* [Work required] Below are the records; copy each line in them that holds the word "Bands".
*** Records provided
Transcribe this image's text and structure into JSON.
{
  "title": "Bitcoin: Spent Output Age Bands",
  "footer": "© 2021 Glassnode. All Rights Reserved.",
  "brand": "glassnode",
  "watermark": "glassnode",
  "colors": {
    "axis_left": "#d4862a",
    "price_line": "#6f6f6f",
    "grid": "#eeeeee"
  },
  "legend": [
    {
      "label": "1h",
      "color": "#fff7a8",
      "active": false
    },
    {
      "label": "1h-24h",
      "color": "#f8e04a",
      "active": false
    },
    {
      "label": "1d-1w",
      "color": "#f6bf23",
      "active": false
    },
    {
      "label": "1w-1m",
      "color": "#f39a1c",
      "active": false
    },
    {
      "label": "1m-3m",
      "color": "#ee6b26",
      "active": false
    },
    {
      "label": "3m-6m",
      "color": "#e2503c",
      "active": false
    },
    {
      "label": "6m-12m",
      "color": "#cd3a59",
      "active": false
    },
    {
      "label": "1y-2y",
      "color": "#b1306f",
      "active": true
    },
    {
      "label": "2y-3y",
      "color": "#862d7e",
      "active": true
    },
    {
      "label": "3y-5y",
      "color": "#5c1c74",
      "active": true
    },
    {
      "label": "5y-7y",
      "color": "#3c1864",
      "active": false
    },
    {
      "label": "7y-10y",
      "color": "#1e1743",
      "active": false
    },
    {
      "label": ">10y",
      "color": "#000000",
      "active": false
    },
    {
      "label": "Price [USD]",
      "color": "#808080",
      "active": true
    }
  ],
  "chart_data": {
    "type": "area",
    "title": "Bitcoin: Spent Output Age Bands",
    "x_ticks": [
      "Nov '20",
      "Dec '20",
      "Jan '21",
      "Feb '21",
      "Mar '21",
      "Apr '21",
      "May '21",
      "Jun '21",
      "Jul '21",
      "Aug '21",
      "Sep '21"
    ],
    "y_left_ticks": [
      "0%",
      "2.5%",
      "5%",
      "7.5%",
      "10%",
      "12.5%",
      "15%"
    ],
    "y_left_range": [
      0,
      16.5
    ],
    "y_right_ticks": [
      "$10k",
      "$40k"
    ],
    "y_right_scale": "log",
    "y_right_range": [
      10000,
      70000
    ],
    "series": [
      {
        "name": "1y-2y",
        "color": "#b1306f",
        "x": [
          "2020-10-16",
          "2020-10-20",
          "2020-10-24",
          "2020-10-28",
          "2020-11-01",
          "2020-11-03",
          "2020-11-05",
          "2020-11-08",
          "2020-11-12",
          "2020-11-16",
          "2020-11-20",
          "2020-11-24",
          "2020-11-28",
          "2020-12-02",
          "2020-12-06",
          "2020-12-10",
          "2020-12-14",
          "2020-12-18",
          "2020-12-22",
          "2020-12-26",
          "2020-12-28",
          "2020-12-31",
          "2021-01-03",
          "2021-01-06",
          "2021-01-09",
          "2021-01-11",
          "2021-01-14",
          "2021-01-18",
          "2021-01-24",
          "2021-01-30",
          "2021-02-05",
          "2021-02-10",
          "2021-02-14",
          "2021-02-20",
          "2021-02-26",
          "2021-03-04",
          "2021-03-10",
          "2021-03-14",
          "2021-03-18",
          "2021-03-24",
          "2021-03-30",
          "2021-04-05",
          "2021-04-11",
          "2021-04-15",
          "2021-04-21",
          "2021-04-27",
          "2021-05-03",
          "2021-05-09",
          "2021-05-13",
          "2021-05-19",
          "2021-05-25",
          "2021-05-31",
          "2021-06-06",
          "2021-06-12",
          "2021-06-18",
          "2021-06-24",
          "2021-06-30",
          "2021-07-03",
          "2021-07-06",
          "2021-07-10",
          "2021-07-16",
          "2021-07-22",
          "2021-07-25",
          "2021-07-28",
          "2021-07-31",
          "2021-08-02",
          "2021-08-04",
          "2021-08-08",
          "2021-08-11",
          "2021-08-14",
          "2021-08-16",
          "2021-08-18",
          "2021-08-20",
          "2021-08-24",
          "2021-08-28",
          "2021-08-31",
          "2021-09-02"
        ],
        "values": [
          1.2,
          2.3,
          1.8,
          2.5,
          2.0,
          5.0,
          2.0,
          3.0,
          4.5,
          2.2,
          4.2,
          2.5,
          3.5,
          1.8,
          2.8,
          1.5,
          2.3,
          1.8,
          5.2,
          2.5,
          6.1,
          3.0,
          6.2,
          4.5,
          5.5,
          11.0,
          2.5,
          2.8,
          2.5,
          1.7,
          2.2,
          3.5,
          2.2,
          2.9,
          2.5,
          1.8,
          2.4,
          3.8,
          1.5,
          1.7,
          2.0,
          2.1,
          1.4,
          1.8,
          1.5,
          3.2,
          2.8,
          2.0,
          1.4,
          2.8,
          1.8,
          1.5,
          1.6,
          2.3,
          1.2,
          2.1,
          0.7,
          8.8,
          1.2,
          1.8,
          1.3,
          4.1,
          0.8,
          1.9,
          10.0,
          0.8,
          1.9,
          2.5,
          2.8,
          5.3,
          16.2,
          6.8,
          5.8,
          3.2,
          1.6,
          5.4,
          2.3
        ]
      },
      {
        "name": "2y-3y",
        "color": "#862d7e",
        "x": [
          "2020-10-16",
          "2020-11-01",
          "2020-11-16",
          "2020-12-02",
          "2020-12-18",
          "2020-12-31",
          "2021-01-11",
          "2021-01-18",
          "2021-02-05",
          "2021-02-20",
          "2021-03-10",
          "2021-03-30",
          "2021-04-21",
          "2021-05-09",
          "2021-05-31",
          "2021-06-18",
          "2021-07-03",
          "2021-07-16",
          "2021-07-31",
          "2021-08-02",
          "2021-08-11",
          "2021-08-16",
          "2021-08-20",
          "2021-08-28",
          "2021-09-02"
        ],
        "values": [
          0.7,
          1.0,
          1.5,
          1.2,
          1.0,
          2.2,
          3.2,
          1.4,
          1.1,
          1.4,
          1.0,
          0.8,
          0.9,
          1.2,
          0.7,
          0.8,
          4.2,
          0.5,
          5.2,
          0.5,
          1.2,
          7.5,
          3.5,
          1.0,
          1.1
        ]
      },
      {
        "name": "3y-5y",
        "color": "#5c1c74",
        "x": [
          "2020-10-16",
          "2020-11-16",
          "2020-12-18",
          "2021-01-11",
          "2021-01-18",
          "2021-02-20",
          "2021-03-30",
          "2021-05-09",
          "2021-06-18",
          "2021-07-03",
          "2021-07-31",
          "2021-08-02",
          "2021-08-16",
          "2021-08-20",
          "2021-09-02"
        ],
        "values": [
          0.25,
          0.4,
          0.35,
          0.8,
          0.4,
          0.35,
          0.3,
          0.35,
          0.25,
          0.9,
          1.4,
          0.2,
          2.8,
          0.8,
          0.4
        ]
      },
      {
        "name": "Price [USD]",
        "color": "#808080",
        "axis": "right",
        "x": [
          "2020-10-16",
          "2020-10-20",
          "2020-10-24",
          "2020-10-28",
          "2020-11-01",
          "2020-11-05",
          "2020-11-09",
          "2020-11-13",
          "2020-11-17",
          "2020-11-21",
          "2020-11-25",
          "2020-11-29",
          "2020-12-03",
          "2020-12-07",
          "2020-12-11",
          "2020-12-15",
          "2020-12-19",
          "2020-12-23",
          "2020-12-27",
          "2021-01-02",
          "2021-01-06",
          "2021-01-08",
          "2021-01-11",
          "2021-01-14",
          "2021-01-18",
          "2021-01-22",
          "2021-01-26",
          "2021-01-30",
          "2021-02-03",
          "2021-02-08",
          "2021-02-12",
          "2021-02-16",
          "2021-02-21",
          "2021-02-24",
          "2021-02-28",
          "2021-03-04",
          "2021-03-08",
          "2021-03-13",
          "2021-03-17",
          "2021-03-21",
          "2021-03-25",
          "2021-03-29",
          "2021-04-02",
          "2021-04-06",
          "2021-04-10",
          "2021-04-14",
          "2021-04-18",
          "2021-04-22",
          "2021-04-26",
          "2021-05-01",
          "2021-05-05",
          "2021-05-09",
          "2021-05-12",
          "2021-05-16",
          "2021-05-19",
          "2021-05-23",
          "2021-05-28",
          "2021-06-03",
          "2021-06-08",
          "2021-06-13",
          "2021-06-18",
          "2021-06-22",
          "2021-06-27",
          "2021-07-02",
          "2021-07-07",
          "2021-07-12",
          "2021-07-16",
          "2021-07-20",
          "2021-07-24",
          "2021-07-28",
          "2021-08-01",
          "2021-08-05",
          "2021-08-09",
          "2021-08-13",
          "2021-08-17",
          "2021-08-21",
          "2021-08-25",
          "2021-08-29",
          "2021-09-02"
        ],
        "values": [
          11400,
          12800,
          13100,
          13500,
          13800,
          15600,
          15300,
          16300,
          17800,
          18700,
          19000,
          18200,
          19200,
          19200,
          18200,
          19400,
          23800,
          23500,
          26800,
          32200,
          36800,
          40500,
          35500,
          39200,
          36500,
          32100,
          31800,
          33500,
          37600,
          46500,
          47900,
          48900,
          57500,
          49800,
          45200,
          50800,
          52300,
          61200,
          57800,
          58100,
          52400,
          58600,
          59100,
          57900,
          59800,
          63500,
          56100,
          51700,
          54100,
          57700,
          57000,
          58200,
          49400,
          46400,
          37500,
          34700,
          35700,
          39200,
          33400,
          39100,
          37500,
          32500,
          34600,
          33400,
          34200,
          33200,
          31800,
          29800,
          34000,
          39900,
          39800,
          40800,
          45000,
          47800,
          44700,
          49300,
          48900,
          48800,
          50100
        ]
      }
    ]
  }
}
******
* [Result]
  "title": "Bitcoin: Spent Output Age Bands",
    "title": "Bitcoin: Spent Output Age Bands",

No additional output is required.